(Data excerpts)
****************************************

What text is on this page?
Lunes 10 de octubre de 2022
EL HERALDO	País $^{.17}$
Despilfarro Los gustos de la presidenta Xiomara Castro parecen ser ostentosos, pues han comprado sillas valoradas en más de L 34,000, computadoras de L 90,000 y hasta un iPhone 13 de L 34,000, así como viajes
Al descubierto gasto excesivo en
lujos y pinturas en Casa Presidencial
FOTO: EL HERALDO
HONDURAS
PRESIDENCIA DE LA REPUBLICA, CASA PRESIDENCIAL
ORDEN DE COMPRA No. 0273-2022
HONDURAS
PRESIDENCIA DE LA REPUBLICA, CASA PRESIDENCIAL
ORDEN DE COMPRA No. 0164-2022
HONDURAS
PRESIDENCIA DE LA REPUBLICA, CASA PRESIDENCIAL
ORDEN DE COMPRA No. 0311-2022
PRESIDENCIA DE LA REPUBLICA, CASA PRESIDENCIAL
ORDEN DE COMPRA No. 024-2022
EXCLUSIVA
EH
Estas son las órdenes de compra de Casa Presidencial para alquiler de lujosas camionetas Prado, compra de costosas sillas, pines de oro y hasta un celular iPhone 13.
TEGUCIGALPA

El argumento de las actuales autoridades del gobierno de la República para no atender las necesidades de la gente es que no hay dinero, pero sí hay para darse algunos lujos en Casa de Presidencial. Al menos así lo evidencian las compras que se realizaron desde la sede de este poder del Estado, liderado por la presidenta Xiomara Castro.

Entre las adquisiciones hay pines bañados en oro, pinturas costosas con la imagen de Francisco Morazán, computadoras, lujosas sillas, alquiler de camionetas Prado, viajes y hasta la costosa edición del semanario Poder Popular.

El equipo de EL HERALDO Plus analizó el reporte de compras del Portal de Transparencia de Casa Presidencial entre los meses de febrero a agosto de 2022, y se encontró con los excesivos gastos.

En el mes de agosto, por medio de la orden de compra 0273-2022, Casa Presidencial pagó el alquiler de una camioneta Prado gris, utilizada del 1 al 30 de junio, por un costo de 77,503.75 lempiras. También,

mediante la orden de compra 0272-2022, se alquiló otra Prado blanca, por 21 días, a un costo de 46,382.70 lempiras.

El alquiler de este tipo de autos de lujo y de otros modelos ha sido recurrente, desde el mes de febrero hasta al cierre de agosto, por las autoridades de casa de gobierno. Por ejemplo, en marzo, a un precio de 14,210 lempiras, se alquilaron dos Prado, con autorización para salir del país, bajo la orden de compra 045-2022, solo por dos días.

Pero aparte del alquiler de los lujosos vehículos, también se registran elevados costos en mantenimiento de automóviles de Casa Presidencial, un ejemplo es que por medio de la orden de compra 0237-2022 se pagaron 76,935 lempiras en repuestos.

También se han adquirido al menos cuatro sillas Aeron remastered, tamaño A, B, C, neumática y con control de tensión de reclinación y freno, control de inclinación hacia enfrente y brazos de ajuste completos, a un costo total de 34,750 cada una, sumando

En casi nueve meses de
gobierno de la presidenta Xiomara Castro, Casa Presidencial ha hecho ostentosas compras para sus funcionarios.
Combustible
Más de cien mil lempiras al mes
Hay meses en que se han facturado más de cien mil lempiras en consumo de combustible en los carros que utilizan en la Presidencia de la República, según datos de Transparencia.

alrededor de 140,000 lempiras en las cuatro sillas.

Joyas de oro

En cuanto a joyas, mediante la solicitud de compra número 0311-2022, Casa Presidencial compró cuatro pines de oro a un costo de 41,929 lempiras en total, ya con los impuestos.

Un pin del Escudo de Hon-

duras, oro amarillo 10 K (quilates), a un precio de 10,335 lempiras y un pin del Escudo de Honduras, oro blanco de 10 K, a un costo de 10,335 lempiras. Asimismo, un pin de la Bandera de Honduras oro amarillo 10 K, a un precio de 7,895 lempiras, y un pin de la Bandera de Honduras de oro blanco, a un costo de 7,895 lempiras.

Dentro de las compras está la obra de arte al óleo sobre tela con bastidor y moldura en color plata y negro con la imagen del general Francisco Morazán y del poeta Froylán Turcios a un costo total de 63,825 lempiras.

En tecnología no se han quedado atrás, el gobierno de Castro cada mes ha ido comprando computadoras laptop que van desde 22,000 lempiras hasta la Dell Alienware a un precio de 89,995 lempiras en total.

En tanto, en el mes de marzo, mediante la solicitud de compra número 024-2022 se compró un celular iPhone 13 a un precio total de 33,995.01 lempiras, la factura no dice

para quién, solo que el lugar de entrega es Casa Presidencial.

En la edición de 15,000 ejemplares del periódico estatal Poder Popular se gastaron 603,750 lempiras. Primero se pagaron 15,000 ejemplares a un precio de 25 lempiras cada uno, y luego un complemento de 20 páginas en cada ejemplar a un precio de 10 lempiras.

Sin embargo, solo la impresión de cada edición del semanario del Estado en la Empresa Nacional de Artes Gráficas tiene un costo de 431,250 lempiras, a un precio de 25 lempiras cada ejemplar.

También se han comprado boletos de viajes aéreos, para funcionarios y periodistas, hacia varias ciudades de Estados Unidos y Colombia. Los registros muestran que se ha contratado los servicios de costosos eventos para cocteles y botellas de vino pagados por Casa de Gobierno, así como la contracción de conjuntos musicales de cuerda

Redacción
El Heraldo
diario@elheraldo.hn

****************************************

TASK STATEMENT ▸ Respond with nothing but the number of lines in the entries that contain the string "Escudo".

FINISHED TASK ▸ 2